■ **Texte**:
◆ ◆ ◆ ◆

Ce qu’il disait contre le colonialisme, ou pour conjurer la damnation de l’Afrique et du nègre, il le puisait dans la contemplation voyante, clairvoyante, des mornes, des arbres, des fleurs, des oiseaux, des mangroves, de sa petite Martinique. « Je rêve, écrivait-il, d’un bec étourdi d’hibiscus et de vierges sentences violettes » . Contrairement aux poètes doudouistes qui, à force de beauté creuse, l’avaient rapetissée, la Martinique césairienne, fit exploser la hideur coloniale, et s’ouvrit alors, sous son œil laminaire, jusqu’à l’ampleur du monde en sa totalité. « Le monde se défait. Mais je suis le monde. Le monde véritablement pour la première fois total » .
De plus, sitôt dépassées les proclamations rebelles qui nous ont fait tant de bien (et que tout comédien primaire répète à l’envi en grondements redondants), on découvre le cheminement obstiné, inquiet, interrogateur, fragile, d’une conscience en proie au mystère de la vie, au mystère du monde en son indéchiffrable total.
Au cœur d’un impossible.
Alors je crois ceci : l’œuvre de Césaire est un cheminement d’une sincérité rêche au cœur d’un impossible. Si tous les poètes connaissent l’amertume de l’échec – l’amertume si précieuse de ne jamais atteindre au cœur de poésie, au poème essentiel – Césaire l’a éprouvée avec une acuité singulière. Cette amertume s’est amplifiée chez lui de cet échec que vivait le rebelle. Sa lucidité était une blessure qui n’était absolument pas dupe de l’état de son pays, resté confit dans l’assimilation irresponsable, l’assistanat obscur, la dépendance idiote. « Si de moi-même insu je marche suffocant d’enfance, qu’il soit bien clair pour tous que calculant les épactes, j’ai toujours refusé le pacte de ce calendrier lagunaire » .

◆ ◆ ◆ ◆

■ **Consigne A**:
D'après le texte sur Césaire, comment l'auteur définit-il l'œuvre de Césaire ?
Le texte et les enregistrements viennent de sources différentes.

◆ ◆ ◆ ◆

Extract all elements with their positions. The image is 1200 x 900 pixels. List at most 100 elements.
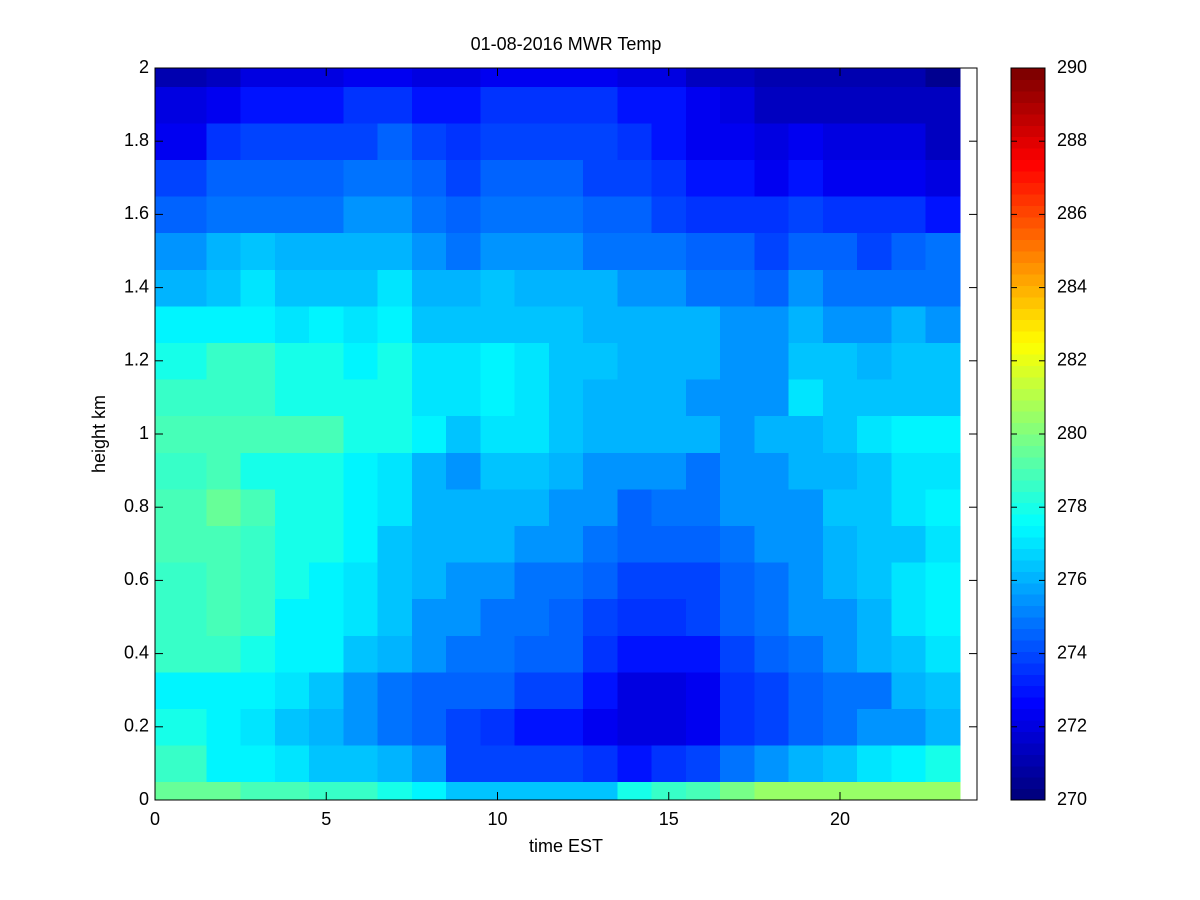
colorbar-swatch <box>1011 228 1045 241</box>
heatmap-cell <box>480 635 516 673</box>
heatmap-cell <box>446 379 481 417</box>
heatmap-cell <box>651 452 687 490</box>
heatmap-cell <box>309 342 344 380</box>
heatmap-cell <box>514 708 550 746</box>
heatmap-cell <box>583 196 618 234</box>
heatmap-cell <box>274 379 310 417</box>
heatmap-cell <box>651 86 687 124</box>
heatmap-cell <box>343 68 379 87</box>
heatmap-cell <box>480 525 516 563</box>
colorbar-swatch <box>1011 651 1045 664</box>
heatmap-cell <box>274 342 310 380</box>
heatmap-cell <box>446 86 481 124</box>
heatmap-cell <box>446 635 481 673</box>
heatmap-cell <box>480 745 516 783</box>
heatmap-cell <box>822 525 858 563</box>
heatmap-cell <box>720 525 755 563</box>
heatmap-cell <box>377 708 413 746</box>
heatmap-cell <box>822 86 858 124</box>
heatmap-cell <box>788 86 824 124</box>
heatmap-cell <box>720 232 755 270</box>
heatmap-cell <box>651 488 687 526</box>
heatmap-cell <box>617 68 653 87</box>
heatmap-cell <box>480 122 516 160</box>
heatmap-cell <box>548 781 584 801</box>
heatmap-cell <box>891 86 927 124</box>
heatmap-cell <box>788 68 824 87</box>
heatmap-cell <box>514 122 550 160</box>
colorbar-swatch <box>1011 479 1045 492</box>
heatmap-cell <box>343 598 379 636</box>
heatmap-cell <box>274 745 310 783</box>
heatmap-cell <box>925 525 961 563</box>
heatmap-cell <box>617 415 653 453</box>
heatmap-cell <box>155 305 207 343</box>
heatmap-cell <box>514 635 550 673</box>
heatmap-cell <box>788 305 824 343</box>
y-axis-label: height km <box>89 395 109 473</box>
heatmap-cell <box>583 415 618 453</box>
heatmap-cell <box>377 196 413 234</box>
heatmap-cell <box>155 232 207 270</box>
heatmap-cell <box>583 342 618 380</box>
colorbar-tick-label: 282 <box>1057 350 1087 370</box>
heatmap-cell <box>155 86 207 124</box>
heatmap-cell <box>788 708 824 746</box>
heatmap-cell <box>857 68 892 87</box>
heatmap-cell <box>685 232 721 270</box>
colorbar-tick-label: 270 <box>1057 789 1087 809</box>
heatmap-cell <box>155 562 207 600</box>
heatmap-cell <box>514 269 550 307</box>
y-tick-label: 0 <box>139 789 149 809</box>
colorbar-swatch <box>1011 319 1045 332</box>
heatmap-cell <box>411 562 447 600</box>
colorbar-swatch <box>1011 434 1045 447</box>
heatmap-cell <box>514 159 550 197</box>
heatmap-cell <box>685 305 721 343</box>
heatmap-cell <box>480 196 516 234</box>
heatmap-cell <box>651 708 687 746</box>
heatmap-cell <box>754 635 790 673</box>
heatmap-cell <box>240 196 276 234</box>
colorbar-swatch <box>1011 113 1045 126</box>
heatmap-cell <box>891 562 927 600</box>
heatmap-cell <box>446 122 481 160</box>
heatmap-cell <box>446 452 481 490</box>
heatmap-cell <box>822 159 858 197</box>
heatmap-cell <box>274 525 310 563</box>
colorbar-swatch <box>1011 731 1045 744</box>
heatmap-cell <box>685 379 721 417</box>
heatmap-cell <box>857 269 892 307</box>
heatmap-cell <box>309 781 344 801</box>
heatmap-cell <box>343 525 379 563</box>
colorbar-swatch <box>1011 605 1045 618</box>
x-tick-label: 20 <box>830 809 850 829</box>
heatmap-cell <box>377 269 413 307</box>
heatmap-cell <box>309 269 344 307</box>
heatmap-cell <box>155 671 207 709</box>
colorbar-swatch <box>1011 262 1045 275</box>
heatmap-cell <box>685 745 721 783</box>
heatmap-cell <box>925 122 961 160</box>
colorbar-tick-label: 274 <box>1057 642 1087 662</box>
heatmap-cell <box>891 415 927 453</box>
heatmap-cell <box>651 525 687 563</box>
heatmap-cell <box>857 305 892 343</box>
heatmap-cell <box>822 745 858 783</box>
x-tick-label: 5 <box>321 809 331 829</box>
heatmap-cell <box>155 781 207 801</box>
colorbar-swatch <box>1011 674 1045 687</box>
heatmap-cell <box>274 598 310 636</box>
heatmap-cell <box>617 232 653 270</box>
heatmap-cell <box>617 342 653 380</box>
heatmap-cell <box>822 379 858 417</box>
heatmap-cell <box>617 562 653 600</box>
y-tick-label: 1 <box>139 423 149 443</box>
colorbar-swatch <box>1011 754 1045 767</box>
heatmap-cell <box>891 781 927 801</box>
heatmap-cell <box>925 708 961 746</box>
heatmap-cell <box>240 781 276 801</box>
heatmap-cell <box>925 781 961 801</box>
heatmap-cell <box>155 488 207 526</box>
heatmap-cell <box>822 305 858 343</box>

◆ ◆ ◆ ◆

■ **Consigne B**:
Recopiez sans rien changer les lignes des enregistrements, en commençant par celle qui contient « colorbar-swatch <box>1011 228 1045 241</box> » et en terminant par celle qui contient « heatmap-cell <box>788 305 824 343</box> », ces deux lignes comprises.

■ **Réponse écrite A**:
C'est un cheminement d'une sincérité rêche au cœur d'un impossible.

■ **Réponse écrite B**:
colorbar-swatch <box>1011 228 1045 241</box>
heatmap-cell <box>480 635 516 673</box>
heatmap-cell <box>446 379 481 417</box>
heatmap-cell <box>651 452 687 490</box>
heatmap-cell <box>309 342 344 380</box>
heatmap-cell <box>514 708 550 746</box>
heatmap-cell <box>583 196 618 234</box>
heatmap-cell <box>274 379 310 417</box>
heatmap-cell <box>651 86 687 124</box>
heatmap-cell <box>343 68 379 87</box>
heatmap-cell <box>480 525 516 563</box>
colorbar-swatch <box>1011 651 1045 664</box>
heatmap-cell <box>274 342 310 380</box>
heatmap-cell <box>446 86 481 124</box>
heatmap-cell <box>446 635 481 673</box>
heatmap-cell <box>480 745 516 783</box>
heatmap-cell <box>822 525 858 563</box>
heatmap-cell <box>720 525 755 563</box>
heatmap-cell <box>377 708 413 746</box>
heatmap-cell <box>822 86 858 124</box>
heatmap-cell <box>788 86 824 124</box>
heatmap-cell <box>720 232 755 270</box>
heatmap-cell <box>651 488 687 526</box>
heatmap-cell <box>617 68 653 87</box>
heatmap-cell <box>480 122 516 160</box>
heatmap-cell <box>548 781 584 801</box>
heatmap-cell <box>891 86 927 124</box>
heatmap-cell <box>788 68 824 87</box>
heatmap-cell <box>514 122 550 160</box>
colorbar-swatch <box>1011 479 1045 492</box>
heatmap-cell <box>343 598 379 636</box>
heatmap-cell <box>274 745 310 783</box>
heatmap-cell <box>925 525 961 563</box>
heatmap-cell <box>617 415 653 453</box>
heatmap-cell <box>155 305 207 343</box>
heatmap-cell <box>514 635 550 673</box>
heatmap-cell <box>788 305 824 343</box>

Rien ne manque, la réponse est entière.